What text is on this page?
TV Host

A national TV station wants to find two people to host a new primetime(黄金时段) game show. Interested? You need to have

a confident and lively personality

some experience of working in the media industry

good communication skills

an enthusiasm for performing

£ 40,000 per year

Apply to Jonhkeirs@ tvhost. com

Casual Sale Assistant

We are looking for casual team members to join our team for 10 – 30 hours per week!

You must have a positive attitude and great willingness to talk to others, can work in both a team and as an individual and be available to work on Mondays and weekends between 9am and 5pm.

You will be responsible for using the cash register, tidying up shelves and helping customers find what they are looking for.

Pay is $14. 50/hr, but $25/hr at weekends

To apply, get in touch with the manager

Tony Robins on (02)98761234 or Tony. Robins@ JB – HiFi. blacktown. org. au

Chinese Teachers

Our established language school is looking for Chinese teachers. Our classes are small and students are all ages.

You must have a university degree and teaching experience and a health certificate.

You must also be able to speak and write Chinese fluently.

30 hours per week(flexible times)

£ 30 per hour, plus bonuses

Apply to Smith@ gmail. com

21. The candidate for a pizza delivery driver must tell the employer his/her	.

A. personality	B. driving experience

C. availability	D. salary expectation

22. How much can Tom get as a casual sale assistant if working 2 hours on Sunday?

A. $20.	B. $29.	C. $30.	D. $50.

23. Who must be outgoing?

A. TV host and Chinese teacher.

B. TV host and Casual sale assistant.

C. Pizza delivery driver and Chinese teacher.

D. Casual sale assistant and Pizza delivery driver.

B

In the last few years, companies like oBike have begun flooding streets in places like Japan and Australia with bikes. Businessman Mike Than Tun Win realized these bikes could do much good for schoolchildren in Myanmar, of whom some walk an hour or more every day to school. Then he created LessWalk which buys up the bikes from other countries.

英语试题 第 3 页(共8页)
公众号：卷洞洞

Instructions to follow >> Look through the entries above for the word "with". Copy every line where it shows up.

Solution for this task >>
To apply, get in touch with the manager
In the last few years, companies like oBike have begun flooding streets in places like Japan and Australia with bikes. Businessman Mike Than Tun Win realized these bikes could do much good for schoolchildren in Myanmar, of whom some walk an hour or more every day to school. Then he created LessWalk which buys up the bikes from other countries.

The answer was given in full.